* **Data entries**
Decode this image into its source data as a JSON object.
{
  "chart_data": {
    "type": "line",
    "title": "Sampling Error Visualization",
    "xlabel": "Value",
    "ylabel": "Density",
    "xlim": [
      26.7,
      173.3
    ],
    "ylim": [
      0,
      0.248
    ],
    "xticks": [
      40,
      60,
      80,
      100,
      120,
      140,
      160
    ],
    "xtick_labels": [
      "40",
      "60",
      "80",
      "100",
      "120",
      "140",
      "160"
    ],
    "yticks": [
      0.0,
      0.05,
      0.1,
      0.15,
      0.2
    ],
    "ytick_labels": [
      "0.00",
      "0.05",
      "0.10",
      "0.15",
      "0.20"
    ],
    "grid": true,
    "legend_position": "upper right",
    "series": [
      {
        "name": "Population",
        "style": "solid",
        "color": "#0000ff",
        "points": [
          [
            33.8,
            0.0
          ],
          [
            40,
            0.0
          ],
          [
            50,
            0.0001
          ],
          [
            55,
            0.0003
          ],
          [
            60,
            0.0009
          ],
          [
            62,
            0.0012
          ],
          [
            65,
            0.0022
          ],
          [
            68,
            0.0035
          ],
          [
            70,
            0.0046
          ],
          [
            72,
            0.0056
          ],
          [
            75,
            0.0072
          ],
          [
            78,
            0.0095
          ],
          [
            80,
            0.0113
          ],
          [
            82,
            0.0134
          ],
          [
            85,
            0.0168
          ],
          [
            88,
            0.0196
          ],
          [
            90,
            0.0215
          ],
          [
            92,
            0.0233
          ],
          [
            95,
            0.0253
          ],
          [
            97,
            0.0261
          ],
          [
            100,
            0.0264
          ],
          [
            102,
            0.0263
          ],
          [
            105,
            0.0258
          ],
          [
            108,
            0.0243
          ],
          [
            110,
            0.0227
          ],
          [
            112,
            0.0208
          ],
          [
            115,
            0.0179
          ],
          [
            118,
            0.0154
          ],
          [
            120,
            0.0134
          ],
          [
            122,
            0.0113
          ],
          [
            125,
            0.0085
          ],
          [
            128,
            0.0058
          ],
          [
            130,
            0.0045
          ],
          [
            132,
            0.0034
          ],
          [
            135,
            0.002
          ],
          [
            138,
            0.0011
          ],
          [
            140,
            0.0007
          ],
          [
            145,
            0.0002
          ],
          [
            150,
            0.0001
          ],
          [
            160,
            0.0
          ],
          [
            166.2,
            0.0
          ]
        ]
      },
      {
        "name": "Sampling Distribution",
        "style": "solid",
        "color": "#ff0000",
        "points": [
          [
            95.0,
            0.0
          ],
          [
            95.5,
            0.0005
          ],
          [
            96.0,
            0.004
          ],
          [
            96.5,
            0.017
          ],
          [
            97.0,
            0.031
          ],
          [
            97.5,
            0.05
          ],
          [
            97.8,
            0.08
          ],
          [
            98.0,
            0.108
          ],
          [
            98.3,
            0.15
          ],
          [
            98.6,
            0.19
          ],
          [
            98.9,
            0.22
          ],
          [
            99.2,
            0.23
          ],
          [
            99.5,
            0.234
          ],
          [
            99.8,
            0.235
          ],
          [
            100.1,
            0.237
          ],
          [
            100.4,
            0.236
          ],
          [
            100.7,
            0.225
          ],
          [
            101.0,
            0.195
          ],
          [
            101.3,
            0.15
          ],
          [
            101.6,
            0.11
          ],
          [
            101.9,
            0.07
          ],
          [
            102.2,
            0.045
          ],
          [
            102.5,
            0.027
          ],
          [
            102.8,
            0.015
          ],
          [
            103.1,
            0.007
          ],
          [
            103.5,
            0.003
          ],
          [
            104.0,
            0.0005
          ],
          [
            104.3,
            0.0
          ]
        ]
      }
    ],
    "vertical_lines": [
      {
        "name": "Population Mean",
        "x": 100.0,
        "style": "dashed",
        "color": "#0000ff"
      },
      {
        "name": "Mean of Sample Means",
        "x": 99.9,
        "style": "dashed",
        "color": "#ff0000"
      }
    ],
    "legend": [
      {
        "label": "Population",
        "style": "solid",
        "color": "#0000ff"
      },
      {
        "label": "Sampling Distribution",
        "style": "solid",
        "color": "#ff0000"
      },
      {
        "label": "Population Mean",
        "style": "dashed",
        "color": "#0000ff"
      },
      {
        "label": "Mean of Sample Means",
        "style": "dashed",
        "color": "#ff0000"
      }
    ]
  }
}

* **Job**
Using the listing above, reproduce each line without omission.

* **Result of this exercise**
Decode this image into its source data as a JSON object.
{
  "chart_data": {
    "type": "line",
    "title": "Sampling Error Visualization",
    "xlabel": "Value",
    "ylabel": "Density",
    "xlim": [
      26.7,
      173.3
    ],
    "ylim": [
      0,
      0.248
    ],
    "xticks": [
      40,
      60,
      80,
      100,
      120,
      140,
      160
    ],
    "xtick_labels": [
      "40",
      "60",
      "80",
      "100",
      "120",
      "140",
      "160"
    ],
    "yticks": [
      0.0,
      0.05,
      0.1,
      0.15,
      0.2
    ],
    "ytick_labels": [
      "0.00",
      "0.05",
      "0.10",
      "0.15",
      "0.20"
    ],
    "grid": true,
    "legend_position": "upper right",
    "series": [
      {
        "name": "Population",
        "style": "solid",
        "color": "#0000ff",
        "points": [
          [
            33.8,
            0.0
          ],
          [
            40,
            0.0
          ],
          [
            50,
            0.0001
          ],
          [
            55,
            0.0003
          ],
          [
            60,
            0.0009
          ],
          [
            62,
            0.0012
          ],
          [
            65,
            0.0022
          ],
          [
            68,
            0.0035
          ],
          [
            70,
            0.0046
          ],
          [
            72,
            0.0056
          ],
          [
            75,
            0.0072
          ],
          [
            78,
            0.0095
          ],
          [
            80,
            0.0113
          ],
          [
            82,
            0.0134
          ],
          [
            85,
            0.0168
          ],
          [
            88,
            0.0196
          ],
          [
            90,
            0.0215
          ],
          [
            92,
            0.0233
          ],
          [
            95,
            0.0253
          ],
          [
            97,
            0.0261
          ],
          [
            100,
            0.0264
          ],
          [
            102,
            0.0263
          ],
          [
            105,
            0.0258
          ],
          [
            108,
            0.0243
          ],
          [
            110,
            0.0227
          ],
          [
            112,
            0.0208
          ],
          [
            115,
            0.0179
          ],
          [
            118,
            0.0154
          ],
          [
            120,
            0.0134
          ],
          [
            122,
            0.0113
          ],
          [
            125,
            0.0085
          ],
          [
            128,
            0.0058
          ],
          [
            130,
            0.0045
          ],
          [
            132,
            0.0034
          ],
          [
            135,
            0.002
          ],
          [
            138,
            0.0011
          ],
          [
            140,
            0.0007
          ],
          [
            145,
            0.0002
          ],
          [
            150,
            0.0001
          ],
          [
            160,
            0.0
          ],
          [
            166.2,
            0.0
          ]
        ]
      },
      {
        "name": "Sampling Distribution",
        "style": "solid",
        "color": "#ff0000",
        "points": [
          [
            95.0,
            0.0
          ],
          [
            95.5,
            0.0005
          ],
          [
            96.0,
            0.004
          ],
          [
            96.5,
            0.017
          ],
          [
            97.0,
            0.031
          ],
          [
            97.5,
            0.05
          ],
          [
            97.8,
            0.08
          ],
          [
            98.0,
            0.108
          ],
          [
            98.3,
            0.15
          ],
          [
            98.6,
            0.19
          ],
          [
            98.9,
            0.22
          ],
          [
            99.2,
            0.23
          ],
          [
            99.5,
            0.234
          ],
          [
            99.8,
            0.235
          ],
          [
            100.1,
            0.237
          ],
          [
            100.4,
            0.236
          ],
          [
            100.7,
            0.225
          ],
          [
            101.0,
            0.195
          ],
          [
            101.3,
            0.15
          ],
          [
            101.6,
            0.11
          ],
          [
            101.9,
            0.07
          ],
          [
            102.2,
            0.045
          ],
          [
            102.5,
            0.027
          ],
          [
            102.8,
            0.015
          ],
          [
            103.1,
            0.007
          ],
          [
            103.5,
            0.003
          ],
          [
            104.0,
            0.0005
          ],
          [
            104.3,
            0.0
          ]
        ]
      }
    ],
    "vertical_lines": [
      {
        "name": "Population Mean",
        "x": 100.0,
        "style": "dashed",
        "color": "#0000ff"
      },
      {
        "name": "Mean of Sample Means",
        "x": 99.9,
        "style": "dashed",
        "color": "#ff0000"
      }
    ],
    "legend": [
      {
        "label": "Population",
        "style": "solid",
        "color": "#0000ff"
      },
      {
        "label": "Sampling Distribution",
        "style": "solid",
        "color": "#ff0000"
      },
      {
        "label": "Population Mean",
        "style": "dashed",
        "color": "#0000ff"
      },
      {
        "label": "Mean of Sample Means",
        "style": "dashed",
        "color": "#ff0000"
      }
    ]
  }
}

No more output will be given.